## CONSIGNAS
1) ¿Cuáles son todos los campos de exterminio que nombra el texto sobre el odio?
2) Prolonga el texto sobre el odio a partir de su última oración.

## FUENTE
El odio está en las púas, en la carne, en los huesos, en los alambres de púas de los campos de exterminio de Celebici, de Auschwitz y de la ex ESMA.
Por José Luis Lanao*
(para La Tecl@ Eñe)
El odio está en las púas, en la carne, en los huesos. Está en el hombre que se clava hasta el fondo de sí mismo. En los silencios huérfanos, inhabitados. En los muertos que se fueron en primavera, solo en primavera, cuando la vida renace con el cálido despertar de la savia dulce de los árboles. Está en las pieles cuarteadas, en los hornos, en las fosas calmas al borde del camino. En las esquinas donde retuerce sus caderas bajo la breve grieta de luz donde existimos. Una grieta, no obstante, que es todo lo que tenemos.
“Que bien se conserva
en nuestro siglo el odio
con que ligereza
vence los grandes obstáculos”, recita Szymborska.
Con paciencia la desolación cerca el paisaje. Más allá de las sombras solo queda el abismo. Se percibe en esta resignación el reconocimiento de una perdida, un sentimiento de tristeza, de tristeza desamparada. Un sentir que florece en el alma quebrada, en ese hueco sombrío en el que como en las ruinas de Micenas se puede oler la sangre seca. Es necesario detenerse un instante a escuchar las voces del silencio, a domesticar los demonios que nos habitan, a pedirle a la vida una pausa reflexiva, un deseo amable, una lágrima.
Creíamos que el mundo era como lo soñábamos, convertidos en sombras del paseante Nietzsche en sus caminatas estivales por los bosques de Sils María. Esas experiencias estéticas que te transportan a mundos abstractos donde todo confluye y se hace comprensible. Edificado de realismo y de sueños, de memoria y de mitos, de ironía y de parábola, de épica y de lírica, y de una serena visión oblicua del mundo.
Bajo la noche de un mundo que naufraga está la huella del vacío “beckettiano”, de no saber por qué ni para qué se vive. Hay algo de poesía triste en este tiempo desapacible.
Como en las noches eternas recurrimos a los cuentos de Scherezade para demorar el miedo a la muerte. El diálogo íntimo nació así, con una llamada a la calma y al sosiego. Nos asomamos a la muerte de los otros como un acantilado mudo que sin embargo parece reclamarnos. Los muertos nos hablan. Están ahí. Necesitan averiguar, buscar, sentirse parte, transgredir, bailar en el abismo. Escarbar en el universo fabulado del hombre mísero, de sus campanadas y de su niebla, de su río y de su largo puente, de su odio y de su sombra, de su obra angustiosa, oscura, viscosa. Esa zona gris donde la figura humana deja de conmover y la muerte se convierte en pulsión, en la pulsión de matar, en la simpleza de matar.

## LÍNEAS DE DATOS
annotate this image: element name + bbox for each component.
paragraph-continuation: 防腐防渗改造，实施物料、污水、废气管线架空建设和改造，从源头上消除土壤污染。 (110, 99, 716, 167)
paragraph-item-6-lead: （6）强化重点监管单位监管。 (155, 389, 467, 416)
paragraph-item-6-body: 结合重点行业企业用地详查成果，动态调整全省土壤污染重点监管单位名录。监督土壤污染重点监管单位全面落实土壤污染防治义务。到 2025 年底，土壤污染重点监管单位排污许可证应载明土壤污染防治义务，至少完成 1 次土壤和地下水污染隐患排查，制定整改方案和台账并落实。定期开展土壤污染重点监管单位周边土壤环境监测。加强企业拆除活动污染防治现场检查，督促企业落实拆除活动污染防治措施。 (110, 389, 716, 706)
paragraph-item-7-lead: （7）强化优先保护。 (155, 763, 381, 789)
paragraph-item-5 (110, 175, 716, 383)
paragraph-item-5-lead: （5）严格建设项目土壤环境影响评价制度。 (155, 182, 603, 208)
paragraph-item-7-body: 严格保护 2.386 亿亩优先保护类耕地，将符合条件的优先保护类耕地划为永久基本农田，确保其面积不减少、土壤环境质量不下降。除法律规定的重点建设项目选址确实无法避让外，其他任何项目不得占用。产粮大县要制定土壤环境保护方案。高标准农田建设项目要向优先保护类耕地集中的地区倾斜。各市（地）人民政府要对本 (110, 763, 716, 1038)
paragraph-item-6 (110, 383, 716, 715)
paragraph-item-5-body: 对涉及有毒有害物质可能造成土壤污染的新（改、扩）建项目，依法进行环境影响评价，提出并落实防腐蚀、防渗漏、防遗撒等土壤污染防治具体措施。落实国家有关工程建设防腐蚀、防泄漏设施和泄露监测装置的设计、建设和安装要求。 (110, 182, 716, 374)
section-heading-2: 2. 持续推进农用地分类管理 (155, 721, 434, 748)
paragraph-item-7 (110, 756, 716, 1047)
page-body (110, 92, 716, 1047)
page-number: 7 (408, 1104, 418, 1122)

## RESPUESTAS ESPERADAS
1) Celebici, Auschwitz y la ex ESMA.

2)
Las lágrimas humanas deberían ser contadas una a una para saber cuáles pertenecen al odio y cuales a la muerte. La muerte y el odio están. Siempre están. Están en la foto. En los alambres de púas de los campos de exterminio de Celebici, de Auschwitz y de la ex ESMA. Está en el poder de la mirada que trasforma el paisaje y lo hace desaparecer. En el horror que nace de la deshumanización del otro. En la prodigiosa revelación de la memoria involuntaria, la que ilumina de golpe el yacimiento intacto de todo lo olvidado. En la maldad diversa de la arrasadora condición humana. En lo banal.
Hannah Arendt no inventó la banalidad del mal; inventó simplemente un concepto que ilumina ciertos aspectos de nuestras relaciones con el mal. La banalidad no sería uno de los elementos constitutivos del mal, sino una de sus dimensiones. El mal procede del ser humano y su voluntad, donde se condensa una parte de su destino. Platón señalaba el mal como un acto de imperfección en medio del orden del universo. En la modernidad, con la muerte retórica de Dios, aceptamos que el mal se puede ejercer de plena voluntad. Hemos normalizado las exacerbaciones del mal porque las asumimos como parte de la especie humana. La filosofía invita a alejar el fatalismo antropológico y a iniciar una tarea mucho más compleja: afrontar de que el daño que hacemos nada tiene que ver con nuestra naturaleza, sino con la voluntad y su entorno.
Se siente esa soledad de desierto, de maldición y fobias, de obsesiones y simetrías. Al otro lado de nuestros párpados secos está la desolación, la incertidumbre, el horror, el miedo, el aislamiento, la muerte, la historia colectiva y la intrahistoria personal, el ansia de infinitud y la conciencia de caducidad.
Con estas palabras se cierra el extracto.